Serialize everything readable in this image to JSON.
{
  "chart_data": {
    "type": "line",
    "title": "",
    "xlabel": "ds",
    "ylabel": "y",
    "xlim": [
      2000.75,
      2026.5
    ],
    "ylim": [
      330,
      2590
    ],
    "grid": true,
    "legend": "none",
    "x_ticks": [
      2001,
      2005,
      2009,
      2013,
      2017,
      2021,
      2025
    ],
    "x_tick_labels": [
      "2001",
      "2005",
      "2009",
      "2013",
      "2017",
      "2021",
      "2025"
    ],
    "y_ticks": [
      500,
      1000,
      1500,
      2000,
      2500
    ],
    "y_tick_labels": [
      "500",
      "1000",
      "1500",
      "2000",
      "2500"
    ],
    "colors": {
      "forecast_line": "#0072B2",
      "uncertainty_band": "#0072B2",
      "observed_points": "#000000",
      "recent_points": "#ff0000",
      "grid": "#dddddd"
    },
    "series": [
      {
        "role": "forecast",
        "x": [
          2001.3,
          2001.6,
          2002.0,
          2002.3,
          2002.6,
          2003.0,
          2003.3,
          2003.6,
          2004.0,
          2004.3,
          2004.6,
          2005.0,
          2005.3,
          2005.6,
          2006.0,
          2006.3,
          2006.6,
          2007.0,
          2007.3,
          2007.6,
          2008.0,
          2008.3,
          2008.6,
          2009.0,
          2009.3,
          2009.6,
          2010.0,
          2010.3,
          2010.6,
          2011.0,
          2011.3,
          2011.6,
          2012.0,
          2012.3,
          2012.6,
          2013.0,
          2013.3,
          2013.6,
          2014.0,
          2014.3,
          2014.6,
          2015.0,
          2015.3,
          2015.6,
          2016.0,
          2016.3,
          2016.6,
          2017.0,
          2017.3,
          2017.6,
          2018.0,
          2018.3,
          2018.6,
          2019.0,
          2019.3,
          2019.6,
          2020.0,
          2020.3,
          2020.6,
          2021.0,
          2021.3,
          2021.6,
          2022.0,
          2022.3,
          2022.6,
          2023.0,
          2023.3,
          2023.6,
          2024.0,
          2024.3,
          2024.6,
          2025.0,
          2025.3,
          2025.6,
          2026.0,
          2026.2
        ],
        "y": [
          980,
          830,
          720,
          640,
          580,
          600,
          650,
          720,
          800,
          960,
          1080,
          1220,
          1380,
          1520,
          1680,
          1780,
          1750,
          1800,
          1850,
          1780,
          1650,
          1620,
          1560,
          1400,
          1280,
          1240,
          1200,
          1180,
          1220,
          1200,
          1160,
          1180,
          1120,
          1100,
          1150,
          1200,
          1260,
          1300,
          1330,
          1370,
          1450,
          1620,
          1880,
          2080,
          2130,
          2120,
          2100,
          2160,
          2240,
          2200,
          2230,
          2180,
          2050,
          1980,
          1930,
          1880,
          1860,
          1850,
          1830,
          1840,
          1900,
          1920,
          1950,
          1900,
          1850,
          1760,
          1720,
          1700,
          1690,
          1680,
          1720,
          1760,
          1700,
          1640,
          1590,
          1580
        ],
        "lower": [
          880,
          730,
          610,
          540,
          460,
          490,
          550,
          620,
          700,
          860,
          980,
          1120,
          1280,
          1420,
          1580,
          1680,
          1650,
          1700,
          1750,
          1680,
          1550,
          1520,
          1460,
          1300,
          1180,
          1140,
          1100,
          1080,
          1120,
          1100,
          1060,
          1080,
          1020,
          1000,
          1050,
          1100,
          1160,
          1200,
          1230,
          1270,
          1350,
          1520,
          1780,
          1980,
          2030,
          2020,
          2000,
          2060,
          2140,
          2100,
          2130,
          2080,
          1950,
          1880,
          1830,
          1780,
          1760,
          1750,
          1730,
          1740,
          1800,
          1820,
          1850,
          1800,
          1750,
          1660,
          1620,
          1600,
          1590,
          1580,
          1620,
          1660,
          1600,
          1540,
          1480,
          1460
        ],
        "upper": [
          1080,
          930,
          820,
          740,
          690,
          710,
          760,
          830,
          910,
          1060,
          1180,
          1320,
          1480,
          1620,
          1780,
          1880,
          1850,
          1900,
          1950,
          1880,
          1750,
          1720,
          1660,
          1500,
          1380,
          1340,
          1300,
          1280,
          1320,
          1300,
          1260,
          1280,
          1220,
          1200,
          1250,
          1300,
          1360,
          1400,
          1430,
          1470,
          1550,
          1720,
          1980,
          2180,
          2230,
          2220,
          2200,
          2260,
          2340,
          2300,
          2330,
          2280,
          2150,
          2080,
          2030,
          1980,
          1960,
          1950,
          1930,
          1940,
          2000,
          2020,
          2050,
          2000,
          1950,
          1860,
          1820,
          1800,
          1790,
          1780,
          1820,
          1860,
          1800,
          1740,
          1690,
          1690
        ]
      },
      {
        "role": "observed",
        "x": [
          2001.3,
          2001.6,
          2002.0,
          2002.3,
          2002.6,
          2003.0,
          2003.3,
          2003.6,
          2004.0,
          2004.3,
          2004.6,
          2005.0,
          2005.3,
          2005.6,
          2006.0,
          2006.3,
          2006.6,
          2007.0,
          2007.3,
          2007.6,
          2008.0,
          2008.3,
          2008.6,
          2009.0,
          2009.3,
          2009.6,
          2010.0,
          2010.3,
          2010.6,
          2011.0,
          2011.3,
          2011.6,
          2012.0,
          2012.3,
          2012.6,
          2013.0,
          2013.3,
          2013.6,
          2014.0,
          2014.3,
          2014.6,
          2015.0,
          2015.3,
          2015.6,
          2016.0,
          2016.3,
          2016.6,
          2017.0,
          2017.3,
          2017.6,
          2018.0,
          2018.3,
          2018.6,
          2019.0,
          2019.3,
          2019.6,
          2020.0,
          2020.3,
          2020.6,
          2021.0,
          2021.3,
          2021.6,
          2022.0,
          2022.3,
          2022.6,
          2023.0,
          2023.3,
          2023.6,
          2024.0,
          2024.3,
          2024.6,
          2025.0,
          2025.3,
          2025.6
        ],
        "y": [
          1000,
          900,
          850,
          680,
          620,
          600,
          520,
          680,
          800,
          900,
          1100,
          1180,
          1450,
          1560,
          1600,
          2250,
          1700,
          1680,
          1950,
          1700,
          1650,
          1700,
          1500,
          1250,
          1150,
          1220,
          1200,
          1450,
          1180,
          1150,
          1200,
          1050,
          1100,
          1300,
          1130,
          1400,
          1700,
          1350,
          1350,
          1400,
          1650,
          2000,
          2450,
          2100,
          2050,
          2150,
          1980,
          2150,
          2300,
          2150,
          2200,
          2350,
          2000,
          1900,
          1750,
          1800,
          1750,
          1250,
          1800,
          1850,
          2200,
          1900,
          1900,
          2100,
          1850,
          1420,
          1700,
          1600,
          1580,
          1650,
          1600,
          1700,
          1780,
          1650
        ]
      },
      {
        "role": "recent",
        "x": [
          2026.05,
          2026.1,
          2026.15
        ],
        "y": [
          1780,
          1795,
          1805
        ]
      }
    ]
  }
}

· · · · · · ·

> **Your task**:
Print out every record again, exactly and in full.

> **Response**:
Serialize everything readable in this image to JSON.
{
  "chart_data": {
    "type": "line",
    "title": "",
    "xlabel": "ds",
    "ylabel": "y",
    "xlim": [
      2000.75,
      2026.5
    ],
    "ylim": [
      330,
      2590
    ],
    "grid": true,
    "legend": "none",
    "x_ticks": [
      2001,
      2005,
      2009,
      2013,
      2017,
      2021,
      2025
    ],
    "x_tick_labels": [
      "2001",
      "2005",
      "2009",
      "2013",
      "2017",
      "2021",
      "2025"
    ],
    "y_ticks": [
      500,
      1000,
      1500,
      2000,
      2500
    ],
    "y_tick_labels": [
      "500",
      "1000",
      "1500",
      "2000",
      "2500"
    ],
    "colors": {
      "forecast_line": "#0072B2",
      "uncertainty_band": "#0072B2",
      "observed_points": "#000000",
      "recent_points": "#ff0000",
      "grid": "#dddddd"
    },
    "series": [
      {
        "role": "forecast",
        "x": [
          2001.3,
          2001.6,
          2002.0,
          2002.3,
          2002.6,
          2003.0,
          2003.3,
          2003.6,
          2004.0,
          2004.3,
          2004.6,
          2005.0,
          2005.3,
          2005.6,
          2006.0,
          2006.3,
          2006.6,
          2007.0,
          2007.3,
          2007.6,
          2008.0,
          2008.3,
          2008.6,
          2009.0,
          2009.3,
          2009.6,
          2010.0,
          2010.3,
          2010.6,
          2011.0,
          2011.3,
          2011.6,
          2012.0,
          2012.3,
          2012.6,
          2013.0,
          2013.3,
          2013.6,
          2014.0,
          2014.3,
          2014.6,
          2015.0,
          2015.3,
          2015.6,
          2016.0,
          2016.3,
          2016.6,
          2017.0,
          2017.3,
          2017.6,
          2018.0,
          2018.3,
          2018.6,
          2019.0,
          2019.3,
          2019.6,
          2020.0,
          2020.3,
          2020.6,
          2021.0,
          2021.3,
          2021.6,
          2022.0,
          2022.3,
          2022.6,
          2023.0,
          2023.3,
          2023.6,
          2024.0,
          2024.3,
          2024.6,
          2025.0,
          2025.3,
          2025.6,
          2026.0,
          2026.2
        ],
        "y": [
          980,
          830,
          720,
          640,
          580,
          600,
          650,
          720,
          800,
          960,
          1080,
          1220,
          1380,
          1520,
          1680,
          1780,
          1750,
          1800,
          1850,
          1780,
          1650,
          1620,
          1560,
          1400,
          1280,
          1240,
          1200,
          1180,
          1220,
          1200,
          1160,
          1180,
          1120,
          1100,
          1150,
          1200,
          1260,
          1300,
          1330,
          1370,
          1450,
          1620,
          1880,
          2080,
          2130,
          2120,
          2100,
          2160,
          2240,
          2200,
          2230,
          2180,
          2050,
          1980,
          1930,
          1880,
          1860,
          1850,
          1830,
          1840,
          1900,
          1920,
          1950,
          1900,
          1850,
          1760,
          1720,
          1700,
          1690,
          1680,
          1720,
          1760,
          1700,
          1640,
          1590,
          1580
        ],
        "lower": [
          880,
          730,
          610,
          540,
          460,
          490,
          550,
          620,
          700,
          860,
          980,
          1120,
          1280,
          1420,
          1580,
          1680,
          1650,
          1700,
          1750,
          1680,
          1550,
          1520,
          1460,
          1300,
          1180,
          1140,
          1100,
          1080,
          1120,
          1100,
          1060,
          1080,
          1020,
          1000,
          1050,
          1100,
          1160,
          1200,
          1230,
          1270,
          1350,
          1520,
          1780,
          1980,
          2030,
          2020,
          2000,
          2060,
          2140,
          2100,
          2130,
          2080,
          1950,
          1880,
          1830,
          1780,
          1760,
          1750,
          1730,
          1740,
          1800,
          1820,
          1850,
          1800,
          1750,
          1660,
          1620,
          1600,
          1590,
          1580,
          1620,
          1660,
          1600,
          1540,
          1480,
          1460
        ],
        "upper": [
          1080,
          930,
          820,
          740,
          690,
          710,
          760,
          830,
          910,
          1060,
          1180,
          1320,
          1480,
          1620,
          1780,
          1880,
          1850,
          1900,
          1950,
          1880,
          1750,
          1720,
          1660,
          1500,
          1380,
          1340,
          1300,
          1280,
          1320,
          1300,
          1260,
          1280,
          1220,
          1200,
          1250,
          1300,
          1360,
          1400,
          1430,
          1470,
          1550,
          1720,
          1980,
          2180,
          2230,
          2220,
          2200,
          2260,
          2340,
          2300,
          2330,
          2280,
          2150,
          2080,
          2030,
          1980,
          1960,
          1950,
          1930,
          1940,
          2000,
          2020,
          2050,
          2000,
          1950,
          1860,
          1820,
          1800,
          1790,
          1780,
          1820,
          1860,
          1800,
          1740,
          1690,
          1690
        ]
      },
      {
        "role": "observed",
        "x": [
          2001.3,
          2001.6,
          2002.0,
          2002.3,
          2002.6,
          2003.0,
          2003.3,
          2003.6,
          2004.0,
          2004.3,
          2004.6,
          2005.0,
          2005.3,
          2005.6,
          2006.0,
          2006.3,
          2006.6,
          2007.0,
          2007.3,
          2007.6,
          2008.0,
          2008.3,
          2008.6,
          2009.0,
          2009.3,
          2009.6,
          2010.0,
          2010.3,
          2010.6,
          2011.0,
          2011.3,
          2011.6,
          2012.0,
          2012.3,
          2012.6,
          2013.0,
          2013.3,
          2013.6,
          2014.0,
          2014.3,
          2014.6,
          2015.0,
          2015.3,
          2015.6,
          2016.0,
          2016.3,
          2016.6,
          2017.0,
          2017.3,
          2017.6,
          2018.0,
          2018.3,
          2018.6,
          2019.0,
          2019.3,
          2019.6,
          2020.0,
          2020.3,
          2020.6,
          2021.0,
          2021.3,
          2021.6,
          2022.0,
          2022.3,
          2022.6,
          2023.0,
          2023.3,
          2023.6,
          2024.0,
          2024.3,
          2024.6,
          2025.0,
          2025.3,
          2025.6
        ],
        "y": [
          1000,
          900,
          850,
          680,
          620,
          600,
          520,
          680,
          800,
          900,
          1100,
          1180,
          1450,
          1560,
          1600,
          2250,
          1700,
          1680,
          1950,
          1700,
          1650,
          1700,
          1500,
          1250,
          1150,
          1220,
          1200,
          1450,
          1180,
          1150,
          1200,
          1050,
          1100,
          1300,
          1130,
          1400,
          1700,
          1350,
          1350,
          1400,
          1650,
          2000,
          2450,
          2100,
          2050,
          2150,
          1980,
          2150,
          2300,
          2150,
          2200,
          2350,
          2000,
          1900,
          1750,
          1800,
          1750,
          1250,
          1800,
          1850,
          2200,
          1900,
          1900,
          2100,
          1850,
          1420,
          1700,
          1600,
          1580,
          1650,
          1600,
          1700,
          1780,
          1650
        ]
      },
      {
        "role": "recent",
        "x": [
          2026.05,
          2026.1,
          2026.15
        ],
        "y": [
          1780,
          1795,
          1805
        ]
      }
    ]
  }
}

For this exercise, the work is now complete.